+++ Provided material +++
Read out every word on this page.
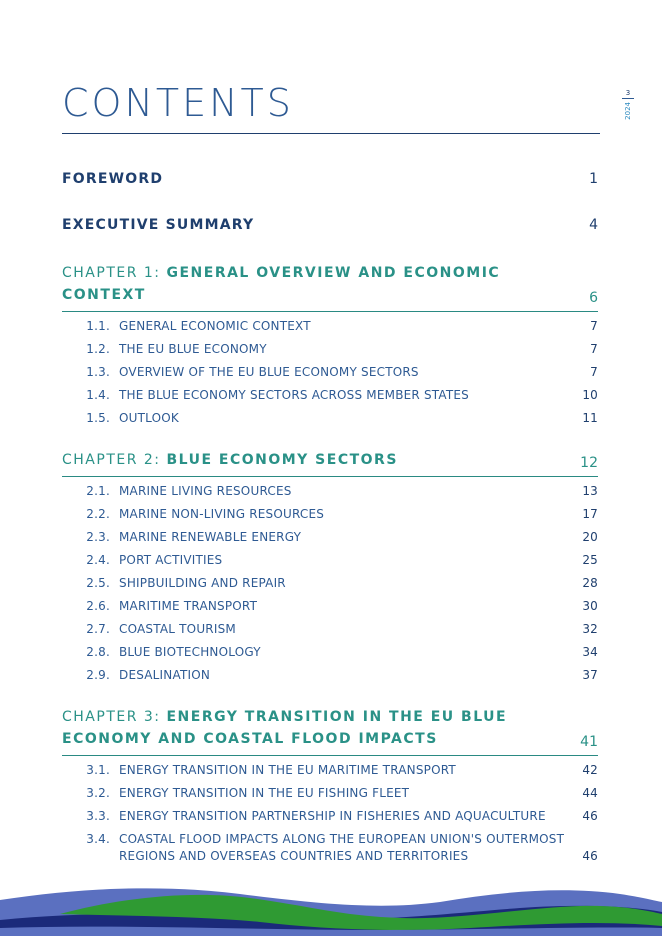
CONTENTS	3
2024
FOREWORD	1
EXECUTIVE SUMMARY	4
CHAPTER 1: GENERAL OVERVIEW AND ECONOMIC CONTEXT	6
1.1. GENERAL ECONOMIC CONTEXT	7
1.2. THE EU BLUE ECONOMY	7
1.3. OVERVIEW OF THE EU BLUE ECONOMY SECTORS	7
1.4. THE BLUE ECONOMY SECTORS ACROSS MEMBER STATES	10
1.5. OUTLOOK	11
CHAPTER 2: BLUE ECONOMY SECTORS	12
2.1. MARINE LIVING RESOURCES	13
2.2. MARINE NON-LIVING RESOURCES	17
2.3. MARINE RENEWABLE ENERGY	20
2.4. PORT ACTIVITIES	25
2.5. SHIPBUILDING AND REPAIR	28
2.6. MARITIME TRANSPORT	30
2.7. COASTAL TOURISM	32
2.8. BLUE BIOTECHNOLOGY	34
2.9. DESALINATION	37
CHAPTER 3: ENERGY TRANSITION IN THE EU BLUE ECONOMY AND COASTAL FLOOD IMPACTS	41
3.1. ENERGY TRANSITION IN THE EU MARITIME TRANSPORT	42
3.2. ENERGY TRANSITION IN THE EU FISHING FLEET	44
3.3. ENERGY TRANSITION PARTNERSHIP IN FISHERIES AND AQUACULTURE	46
3.4. COASTAL FLOOD IMPACTS ALONG THE EUROPEAN UNION'S OUTERMOST REGIONS AND OVERSEAS COUNTRIES AND TERRITORIES	46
+++
__Written problem__
Working from the material above, transcribe it exactly while omitting pictures.

__Finished exercise__
Read out every word on this page.
CONTENTS	3
2024
FOREWORD	1
EXECUTIVE SUMMARY	4
CHAPTER 1: GENERAL OVERVIEW AND ECONOMIC CONTEXT	6
1.1. GENERAL ECONOMIC CONTEXT	7
1.2. THE EU BLUE ECONOMY	7
1.3. OVERVIEW OF THE EU BLUE ECONOMY SECTORS	7
1.4. THE BLUE ECONOMY SECTORS ACROSS MEMBER STATES	10
1.5. OUTLOOK	11
CHAPTER 2: BLUE ECONOMY SECTORS	12
2.1. MARINE LIVING RESOURCES	13
2.2. MARINE NON-LIVING RESOURCES	17
2.3. MARINE RENEWABLE ENERGY	20
2.4. PORT ACTIVITIES	25
2.5. SHIPBUILDING AND REPAIR	28
2.6. MARITIME TRANSPORT	30
2.7. COASTAL TOURISM	32
2.8. BLUE BIOTECHNOLOGY	34
2.9. DESALINATION	37
CHAPTER 3: ENERGY TRANSITION IN THE EU BLUE ECONOMY AND COASTAL FLOOD IMPACTS	41
3.1. ENERGY TRANSITION IN THE EU MARITIME TRANSPORT	42
3.2. ENERGY TRANSITION IN THE EU FISHING FLEET	44
3.3. ENERGY TRANSITION PARTNERSHIP IN FISHERIES AND AQUACULTURE	46
3.4. COASTAL FLOOD IMPACTS ALONG THE EUROPEAN UNION'S OUTERMOST REGIONS AND OVERSEAS COUNTRIES AND TERRITORIES	46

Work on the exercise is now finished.